▶ [Challenge] Report how many lines contain "your". Give the number and nothing else.

(Stored data entries)
------------------------

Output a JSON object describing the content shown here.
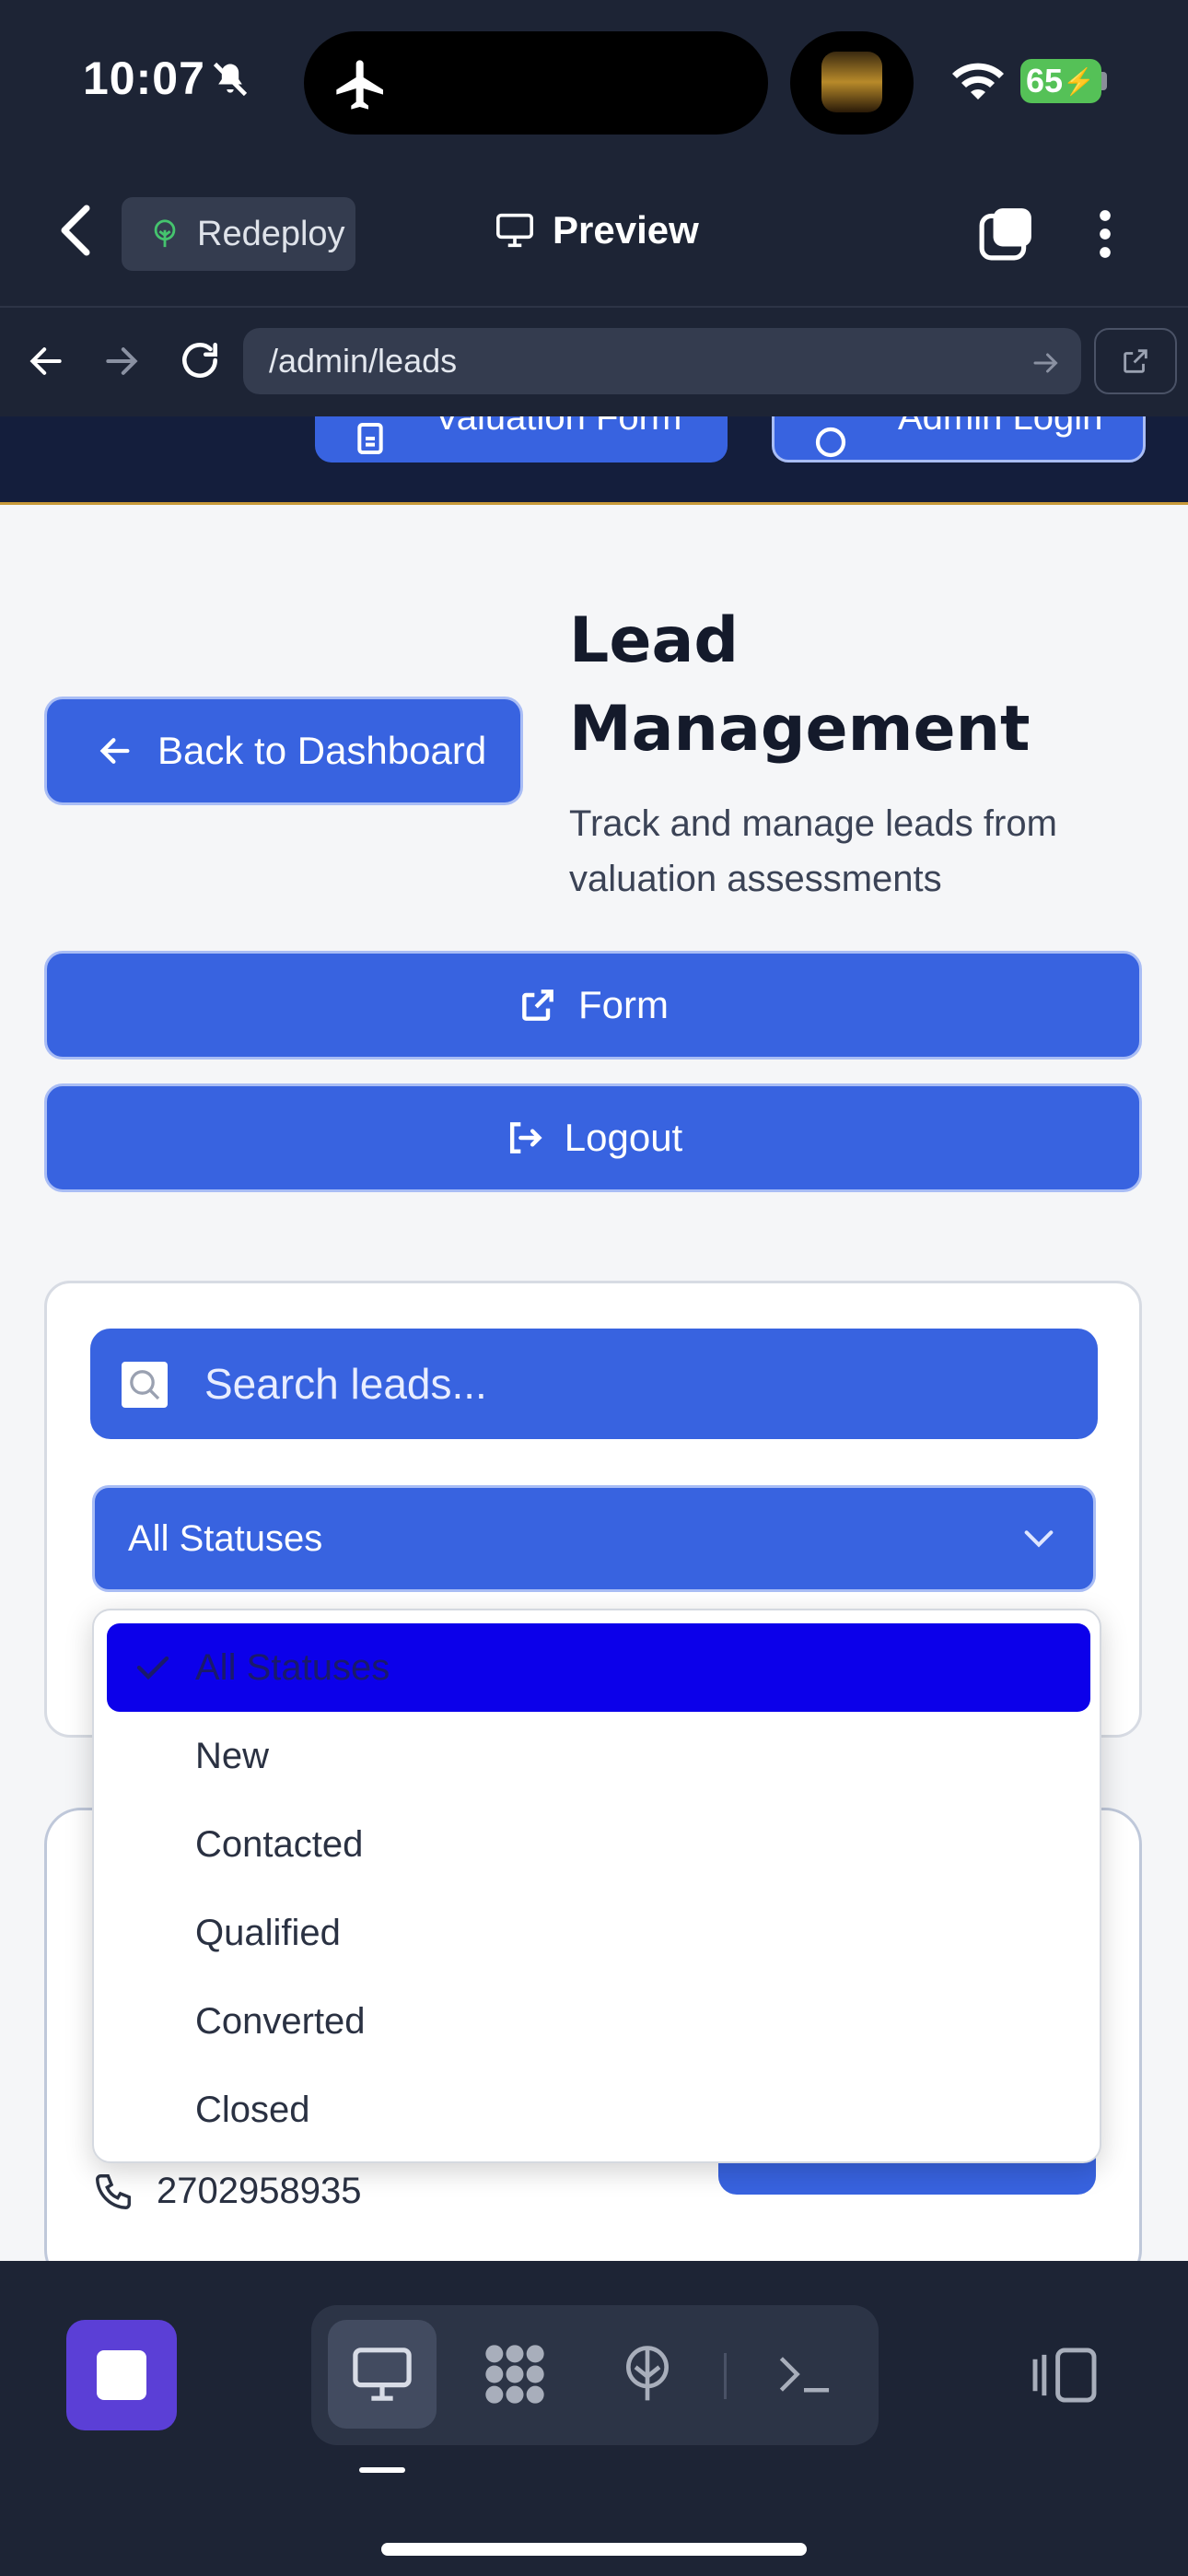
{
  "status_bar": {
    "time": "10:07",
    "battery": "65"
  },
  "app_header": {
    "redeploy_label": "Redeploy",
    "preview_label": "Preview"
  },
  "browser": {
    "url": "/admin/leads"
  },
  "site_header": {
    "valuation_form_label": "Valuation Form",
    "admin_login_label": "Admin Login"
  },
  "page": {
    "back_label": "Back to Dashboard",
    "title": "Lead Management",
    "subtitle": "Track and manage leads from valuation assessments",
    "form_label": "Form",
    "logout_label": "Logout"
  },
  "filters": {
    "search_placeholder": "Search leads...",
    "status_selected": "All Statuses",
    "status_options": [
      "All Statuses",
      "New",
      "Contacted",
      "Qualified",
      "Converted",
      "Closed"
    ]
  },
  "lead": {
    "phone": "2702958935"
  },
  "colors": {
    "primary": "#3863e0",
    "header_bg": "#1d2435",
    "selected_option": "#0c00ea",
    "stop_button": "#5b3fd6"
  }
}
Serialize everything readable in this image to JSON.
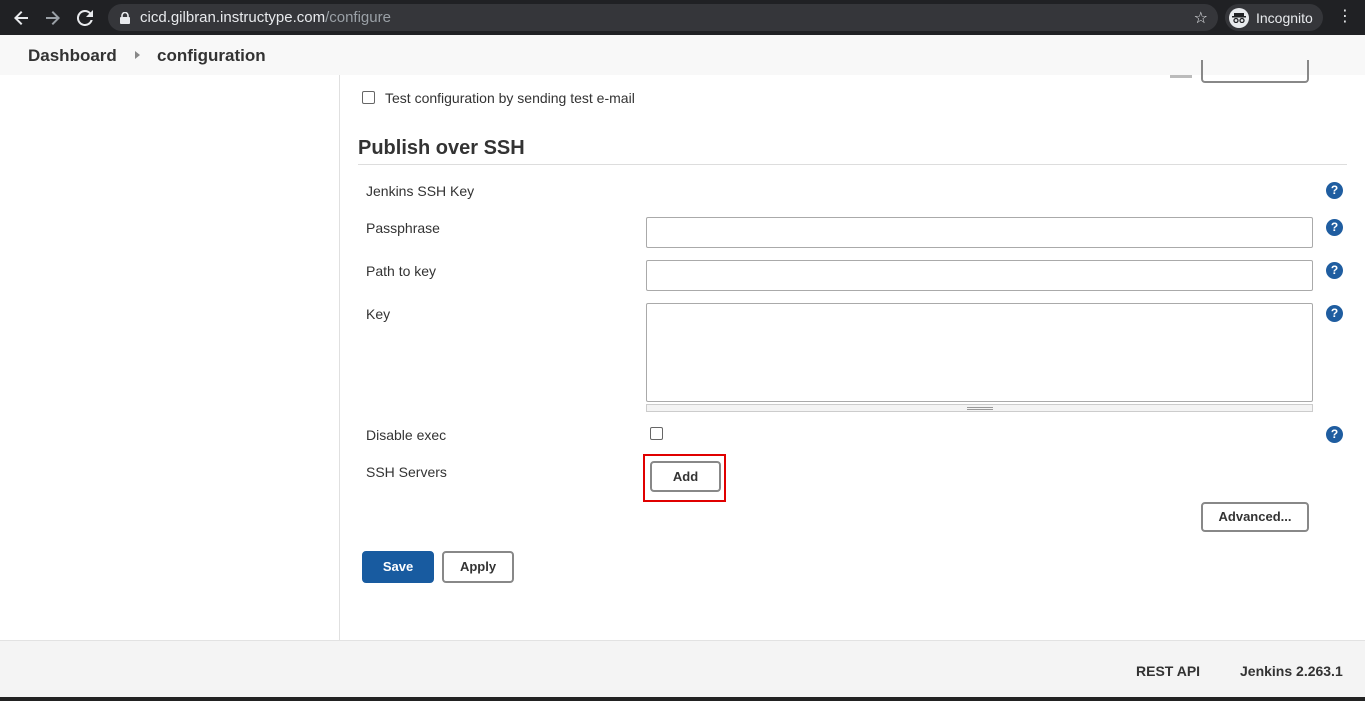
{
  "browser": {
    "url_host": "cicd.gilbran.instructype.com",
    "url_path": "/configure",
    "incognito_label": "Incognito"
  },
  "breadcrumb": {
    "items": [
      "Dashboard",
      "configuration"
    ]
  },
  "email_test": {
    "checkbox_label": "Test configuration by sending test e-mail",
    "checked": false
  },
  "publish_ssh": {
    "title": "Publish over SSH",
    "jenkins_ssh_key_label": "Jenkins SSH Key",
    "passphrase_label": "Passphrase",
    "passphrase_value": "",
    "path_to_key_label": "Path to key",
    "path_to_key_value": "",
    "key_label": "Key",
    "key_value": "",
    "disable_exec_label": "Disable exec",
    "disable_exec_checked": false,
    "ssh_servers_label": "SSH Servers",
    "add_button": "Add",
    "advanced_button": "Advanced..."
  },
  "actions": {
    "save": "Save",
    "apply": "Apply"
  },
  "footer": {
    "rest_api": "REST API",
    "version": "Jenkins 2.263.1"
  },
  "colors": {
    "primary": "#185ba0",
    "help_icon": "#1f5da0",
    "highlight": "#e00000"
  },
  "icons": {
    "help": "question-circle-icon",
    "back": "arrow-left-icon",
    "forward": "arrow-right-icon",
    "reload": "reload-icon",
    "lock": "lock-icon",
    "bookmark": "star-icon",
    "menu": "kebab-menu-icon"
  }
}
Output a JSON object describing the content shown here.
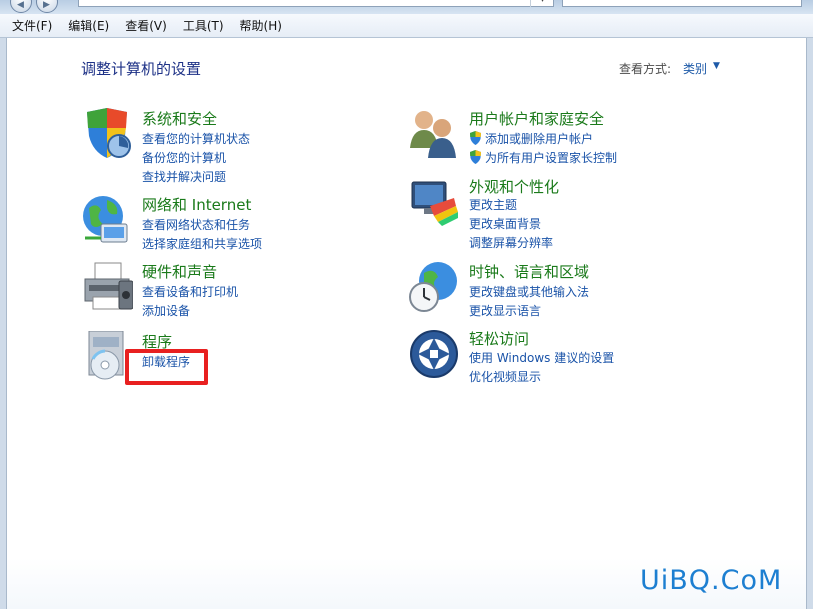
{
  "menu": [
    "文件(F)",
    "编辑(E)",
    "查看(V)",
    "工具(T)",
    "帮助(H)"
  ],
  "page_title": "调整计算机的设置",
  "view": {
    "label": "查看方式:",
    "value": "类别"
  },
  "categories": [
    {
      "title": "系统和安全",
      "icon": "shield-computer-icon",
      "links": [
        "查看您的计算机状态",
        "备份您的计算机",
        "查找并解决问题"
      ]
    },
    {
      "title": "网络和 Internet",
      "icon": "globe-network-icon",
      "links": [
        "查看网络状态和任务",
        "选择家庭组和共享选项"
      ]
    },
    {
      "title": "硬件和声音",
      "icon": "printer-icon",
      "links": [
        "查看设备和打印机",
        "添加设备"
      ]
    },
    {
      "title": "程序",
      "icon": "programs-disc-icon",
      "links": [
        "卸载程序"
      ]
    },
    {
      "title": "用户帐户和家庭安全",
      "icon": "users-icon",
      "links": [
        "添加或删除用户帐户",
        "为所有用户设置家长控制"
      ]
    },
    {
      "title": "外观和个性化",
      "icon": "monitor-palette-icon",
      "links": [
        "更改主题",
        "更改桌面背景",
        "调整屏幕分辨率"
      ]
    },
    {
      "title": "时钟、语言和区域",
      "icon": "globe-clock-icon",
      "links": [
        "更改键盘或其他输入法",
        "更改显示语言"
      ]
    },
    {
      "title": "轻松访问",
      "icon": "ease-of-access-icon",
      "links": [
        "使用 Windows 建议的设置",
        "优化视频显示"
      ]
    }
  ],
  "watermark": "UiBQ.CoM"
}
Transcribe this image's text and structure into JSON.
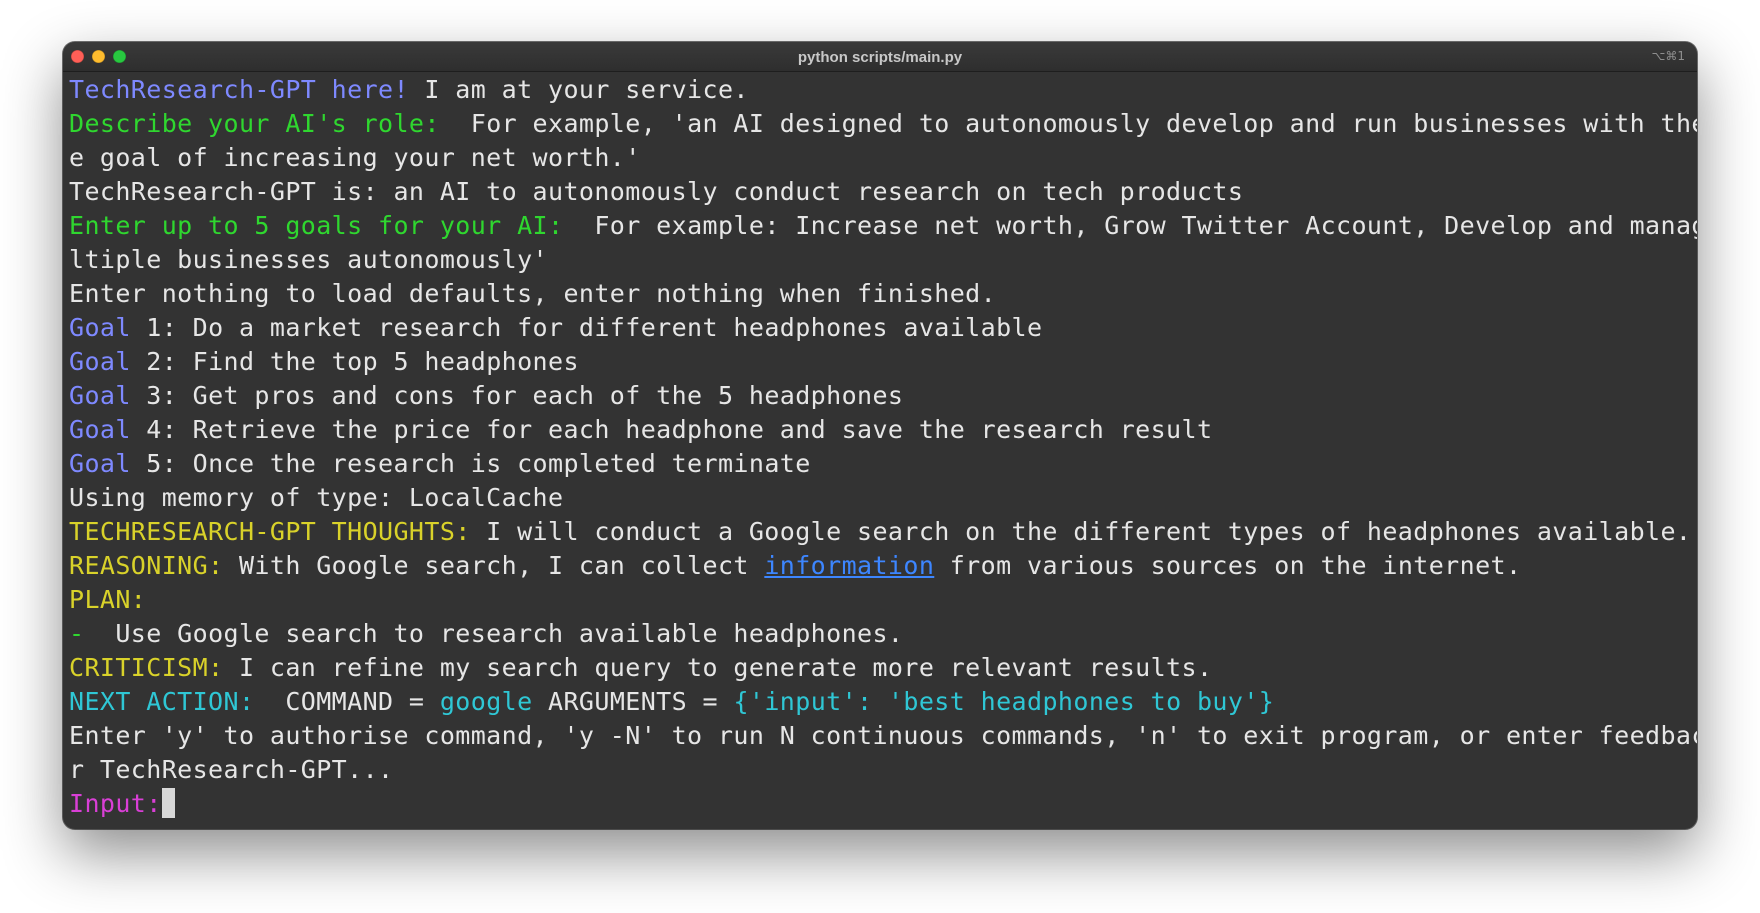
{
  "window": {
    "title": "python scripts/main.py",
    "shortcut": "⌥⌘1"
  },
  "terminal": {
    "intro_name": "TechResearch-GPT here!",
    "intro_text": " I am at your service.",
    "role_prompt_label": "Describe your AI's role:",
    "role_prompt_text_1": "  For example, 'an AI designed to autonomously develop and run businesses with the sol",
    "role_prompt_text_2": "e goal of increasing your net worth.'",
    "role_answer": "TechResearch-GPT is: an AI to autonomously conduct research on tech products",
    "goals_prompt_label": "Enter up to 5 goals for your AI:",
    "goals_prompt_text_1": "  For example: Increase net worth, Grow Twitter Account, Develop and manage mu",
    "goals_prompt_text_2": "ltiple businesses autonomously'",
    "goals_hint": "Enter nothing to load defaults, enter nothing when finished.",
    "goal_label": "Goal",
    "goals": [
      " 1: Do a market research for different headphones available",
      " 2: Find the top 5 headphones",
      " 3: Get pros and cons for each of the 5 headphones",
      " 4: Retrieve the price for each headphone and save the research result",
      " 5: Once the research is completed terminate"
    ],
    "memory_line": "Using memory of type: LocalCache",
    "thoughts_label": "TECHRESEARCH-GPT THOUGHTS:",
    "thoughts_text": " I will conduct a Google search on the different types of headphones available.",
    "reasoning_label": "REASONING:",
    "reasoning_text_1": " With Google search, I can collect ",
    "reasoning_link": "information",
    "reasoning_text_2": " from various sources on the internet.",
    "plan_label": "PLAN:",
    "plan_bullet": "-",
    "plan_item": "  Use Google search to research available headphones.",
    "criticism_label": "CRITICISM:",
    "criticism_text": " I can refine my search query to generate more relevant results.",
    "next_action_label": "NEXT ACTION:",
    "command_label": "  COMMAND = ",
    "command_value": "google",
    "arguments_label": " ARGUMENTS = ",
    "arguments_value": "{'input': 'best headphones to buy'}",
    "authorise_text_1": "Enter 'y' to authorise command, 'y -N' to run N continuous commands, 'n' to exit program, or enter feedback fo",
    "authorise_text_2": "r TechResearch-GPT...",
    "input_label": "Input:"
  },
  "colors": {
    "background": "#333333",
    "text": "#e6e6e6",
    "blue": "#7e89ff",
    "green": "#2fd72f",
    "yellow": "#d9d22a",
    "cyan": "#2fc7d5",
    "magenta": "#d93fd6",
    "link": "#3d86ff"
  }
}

------------------------

▶ [Answer to the problem] 4